Stored items
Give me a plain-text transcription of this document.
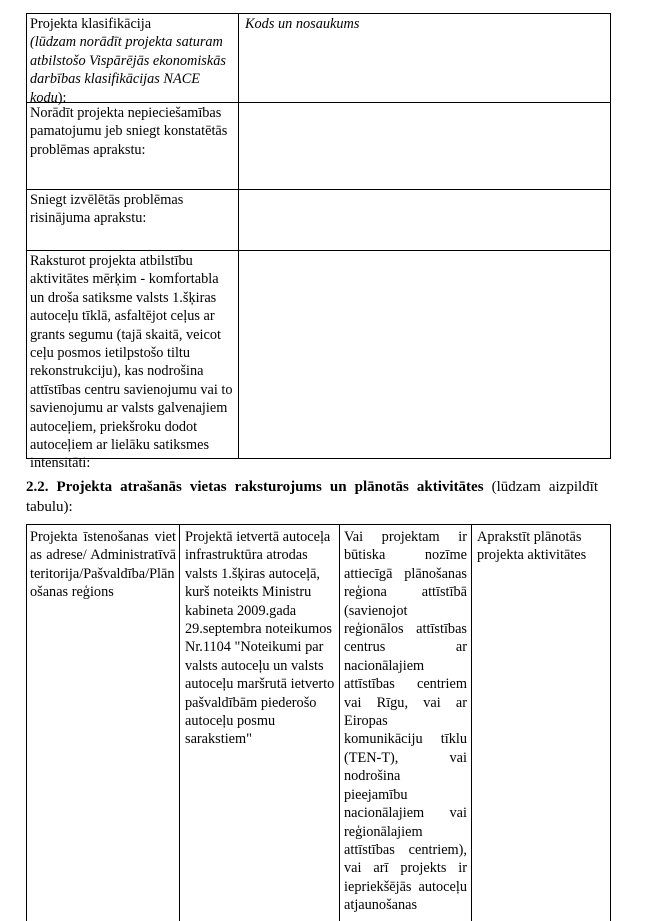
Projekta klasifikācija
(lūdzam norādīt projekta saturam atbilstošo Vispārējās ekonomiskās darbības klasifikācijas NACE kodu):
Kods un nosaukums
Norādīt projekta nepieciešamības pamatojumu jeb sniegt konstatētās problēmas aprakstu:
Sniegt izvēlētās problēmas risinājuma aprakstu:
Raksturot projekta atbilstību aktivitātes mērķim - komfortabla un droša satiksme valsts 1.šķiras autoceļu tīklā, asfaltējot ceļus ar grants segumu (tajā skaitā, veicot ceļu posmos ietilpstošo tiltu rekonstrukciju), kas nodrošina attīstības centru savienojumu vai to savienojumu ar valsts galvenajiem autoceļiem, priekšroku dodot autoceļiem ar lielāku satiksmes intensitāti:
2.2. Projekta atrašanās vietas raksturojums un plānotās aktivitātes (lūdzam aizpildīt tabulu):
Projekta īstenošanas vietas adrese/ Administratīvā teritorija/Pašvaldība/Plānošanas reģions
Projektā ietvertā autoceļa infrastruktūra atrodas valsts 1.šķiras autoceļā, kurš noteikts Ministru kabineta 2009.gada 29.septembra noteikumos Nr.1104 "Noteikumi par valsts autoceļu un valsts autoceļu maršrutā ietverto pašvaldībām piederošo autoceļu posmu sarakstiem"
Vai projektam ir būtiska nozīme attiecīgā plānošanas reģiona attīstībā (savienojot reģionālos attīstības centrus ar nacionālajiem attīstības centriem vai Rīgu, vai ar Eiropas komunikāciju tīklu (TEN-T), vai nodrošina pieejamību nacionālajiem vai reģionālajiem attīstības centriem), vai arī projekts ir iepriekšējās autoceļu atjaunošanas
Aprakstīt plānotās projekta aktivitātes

==

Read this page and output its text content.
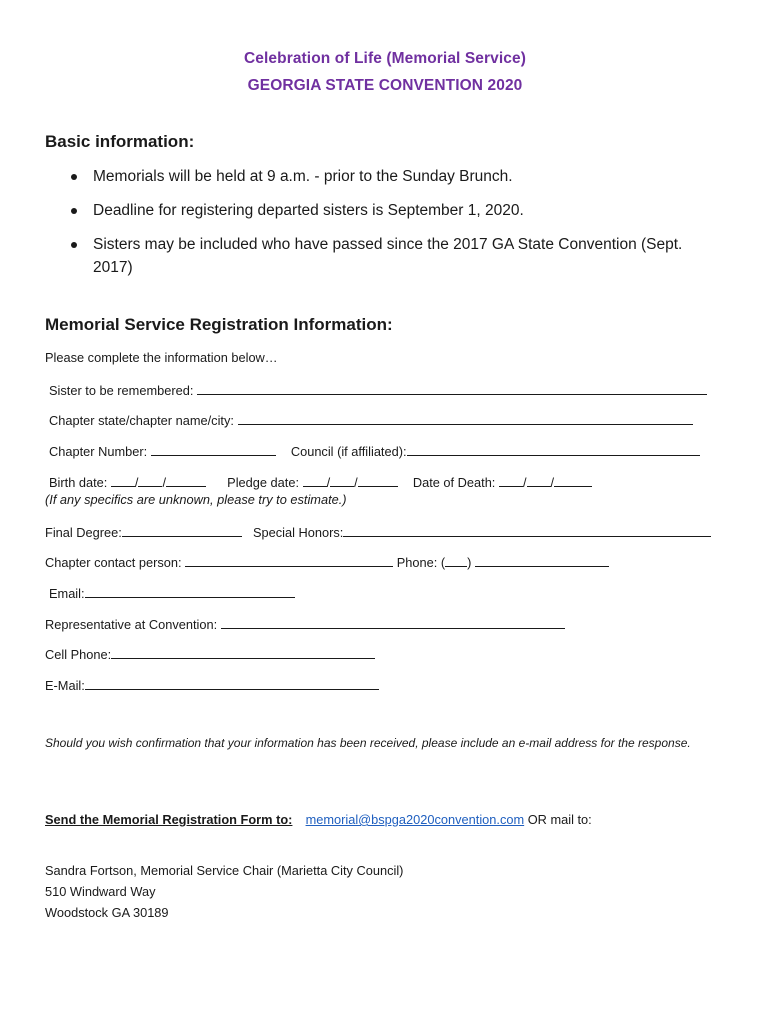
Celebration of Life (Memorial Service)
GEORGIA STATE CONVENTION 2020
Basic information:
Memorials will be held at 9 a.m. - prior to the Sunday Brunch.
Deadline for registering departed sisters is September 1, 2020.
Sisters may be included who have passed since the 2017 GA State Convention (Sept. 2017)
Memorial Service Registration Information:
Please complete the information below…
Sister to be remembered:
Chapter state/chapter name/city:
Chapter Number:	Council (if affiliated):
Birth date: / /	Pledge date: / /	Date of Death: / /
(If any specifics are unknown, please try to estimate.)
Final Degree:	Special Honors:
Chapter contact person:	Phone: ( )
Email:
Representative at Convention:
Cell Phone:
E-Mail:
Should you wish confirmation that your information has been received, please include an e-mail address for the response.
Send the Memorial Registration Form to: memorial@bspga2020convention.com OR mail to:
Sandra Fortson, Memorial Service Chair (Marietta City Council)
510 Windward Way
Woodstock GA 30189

EXERCISE REQUIREMENTS: Where a line of the material above holds the string "Phone", copy that line.

FULL OUTPUT:
Chapter contact person:	Phone: ( )
Cell Phone:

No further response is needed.